Required task
Output all the data exactly. Pictures do not belong in the copy.

_ _ _ _

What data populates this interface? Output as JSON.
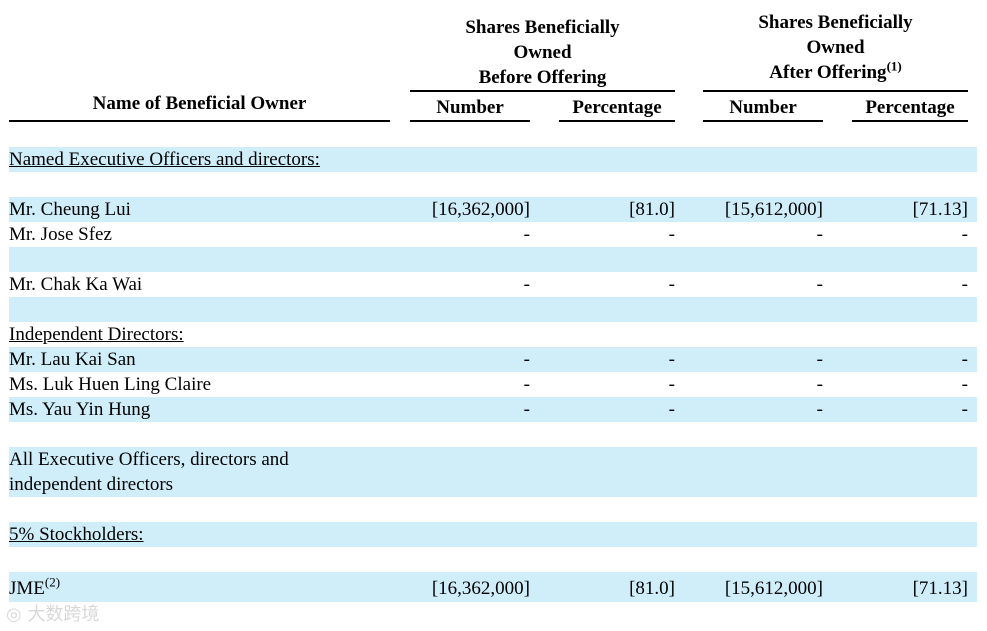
{
  "header": {
    "name_col": "Name of Beneficial Owner",
    "before_title_lines": [
      "Shares Beneficially",
      "Owned",
      "Before Offering"
    ],
    "after_title_lines": [
      "Shares Beneficially",
      "Owned",
      "After Offering"
    ],
    "after_footnote": "(1)",
    "number": "Number",
    "percentage": "Percentage"
  },
  "rows": [
    {
      "name": "Named Executive Officers and directors:",
      "section": true
    },
    {
      "name": ""
    },
    {
      "name": "Mr. Cheung Lui",
      "v": [
        "[16,362,000]",
        "[81.0]",
        "[15,612,000]",
        "[71.13]"
      ]
    },
    {
      "name": "Mr. Jose Sfez",
      "v": [
        "-",
        "-",
        "-",
        "-"
      ]
    },
    {
      "name": ""
    },
    {
      "name": "Mr. Chak Ka Wai",
      "v": [
        "-",
        "-",
        "-",
        "-"
      ]
    },
    {
      "name": ""
    },
    {
      "name": "Independent Directors:",
      "section": true
    },
    {
      "name": "Mr. Lau Kai San",
      "v": [
        "-",
        "-",
        "-",
        "-"
      ]
    },
    {
      "name": "Ms. Luk Huen Ling Claire",
      "v": [
        "-",
        "-",
        "-",
        "-"
      ]
    },
    {
      "name": "Ms. Yau Yin Hung",
      "v": [
        "-",
        "-",
        "-",
        "-"
      ]
    },
    {
      "name": ""
    },
    {
      "name": "All Executive Officers, directors and"
    },
    {
      "name": "independent directors"
    },
    {
      "name": ""
    },
    {
      "name": "5% Stockholders:",
      "section": true
    },
    {
      "name": ""
    },
    {
      "name": "JME",
      "footnote": "(2)",
      "v": [
        "[16,362,000]",
        "[81.0]",
        "[15,612,000]",
        "[71.13]"
      ]
    }
  ],
  "watermark": "大数跨境",
  "colors": {
    "row_shade": "#cfeefa"
  }
}
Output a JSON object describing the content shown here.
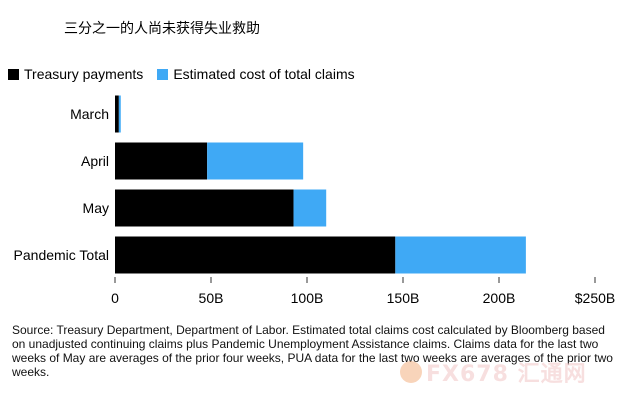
{
  "chart_data": {
    "type": "bar",
    "orientation": "horizontal",
    "stacked": true,
    "title": "三分之一的人尚未获得失业救助",
    "categories": [
      "March",
      "April",
      "May",
      "Pandemic Total"
    ],
    "series": [
      {
        "name": "Treasury payments",
        "color": "#000000",
        "values": [
          2,
          48,
          93,
          146
        ]
      },
      {
        "name": "Estimated cost of total claims",
        "color": "#3fa9f5",
        "values": [
          1,
          50,
          17,
          68
        ]
      }
    ],
    "xlim": [
      0,
      250
    ],
    "xticks": [
      "0",
      "50B",
      "100B",
      "150B",
      "200B",
      "$250B"
    ],
    "legend_position": "top-left",
    "grid": false
  },
  "source": "Source: Treasury Department, Department of Labor. Estimated total claims cost calculated by Bloomberg based on unadjusted continuing claims plus Pandemic Unemployment Assistance claims. Claims data for the last two weeks of May are averages of the prior four weeks, PUA data for the last two weeks are averages of the prior two weeks.",
  "watermark": "FX678 汇通网",
  "colors": {
    "treasury": "#000000",
    "claims": "#3fa9f5"
  }
}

_ _ _ _

Answer to this problem
What data populates this interface? Output as JSON.
{
  "header": {
    "name_col": "Name of Beneficial Owner",
    "before_title_lines": [
      "Shares Beneficially",
      "Owned",
      "Before Offering"
    ],
    "after_title_lines": [
      "Shares Beneficially",
      "Owned",
      "After Offering"
    ],
    "after_footnote": "(1)",
    "number": "Number",
    "percentage": "Percentage"
  },
  "rows": [
    {
      "name": "Named Executive Officers and directors:",
      "section": true
    },
    {
      "name": ""
    },
    {
      "name": "Mr. Cheung Lui",
      "v": [
        "[16,362,000]",
        "[81.0]",
        "[15,612,000]",
        "[71.13]"
      ]
    },
    {
      "name": "Mr. Jose Sfez",
      "v": [
        "-",
        "-",
        "-",
        "-"
      ]
    },
    {
      "name": ""
    },
    {
      "name": "Mr. Chak Ka Wai",
      "v": [
        "-",
        "-",
        "-",
        "-"
      ]
    },
    {
      "name": ""
    },
    {
      "name": "Independent Directors:",
      "section": true
    },
    {
      "name": "Mr. Lau Kai San",
      "v": [
        "-",
        "-",
        "-",
        "-"
      ]
    },
    {
      "name": "Ms. Luk Huen Ling Claire",
      "v": [
        "-",
        "-",
        "-",
        "-"
      ]
    },
    {
      "name": "Ms. Yau Yin Hung",
      "v": [
        "-",
        "-",
        "-",
        "-"
      ]
    },
    {
      "name": ""
    },
    {
      "name": "All Executive Officers, directors and"
    },
    {
      "name": "independent directors"
    },
    {
      "name": ""
    },
    {
      "name": "5% Stockholders:",
      "section": true
    },
    {
      "name": ""
    },
    {
      "name": "JME",
      "footnote": "(2)",
      "v": [
        "[16,362,000]",
        "[81.0]",
        "[15,612,000]",
        "[71.13]"
      ]
    }
  ],
  "watermark": "大数跨境",
  "colors": {
    "row_shade": "#cfeefa"
  }
}
Output a JSON object describing the content shown here.
{
  "chart_data": {
    "type": "bar",
    "orientation": "horizontal",
    "stacked": true,
    "title": "三分之一的人尚未获得失业救助",
    "categories": [
      "March",
      "April",
      "May",
      "Pandemic Total"
    ],
    "series": [
      {
        "name": "Treasury payments",
        "color": "#000000",
        "values": [
          2,
          48,
          93,
          146
        ]
      },
      {
        "name": "Estimated cost of total claims",
        "color": "#3fa9f5",
        "values": [
          1,
          50,
          17,
          68
        ]
      }
    ],
    "xlim": [
      0,
      250
    ],
    "xticks": [
      "0",
      "50B",
      "100B",
      "150B",
      "200B",
      "$250B"
    ],
    "legend_position": "top-left",
    "grid": false
  },
  "source": "Source: Treasury Department, Department of Labor. Estimated total claims cost calculated by Bloomberg based on unadjusted continuing claims plus Pandemic Unemployment Assistance claims. Claims data for the last two weeks of May are averages of the prior four weeks, PUA data for the last two weeks are averages of the prior two weeks.",
  "watermark": "FX678 汇通网",
  "colors": {
    "treasury": "#000000",
    "claims": "#3fa9f5"
  }
}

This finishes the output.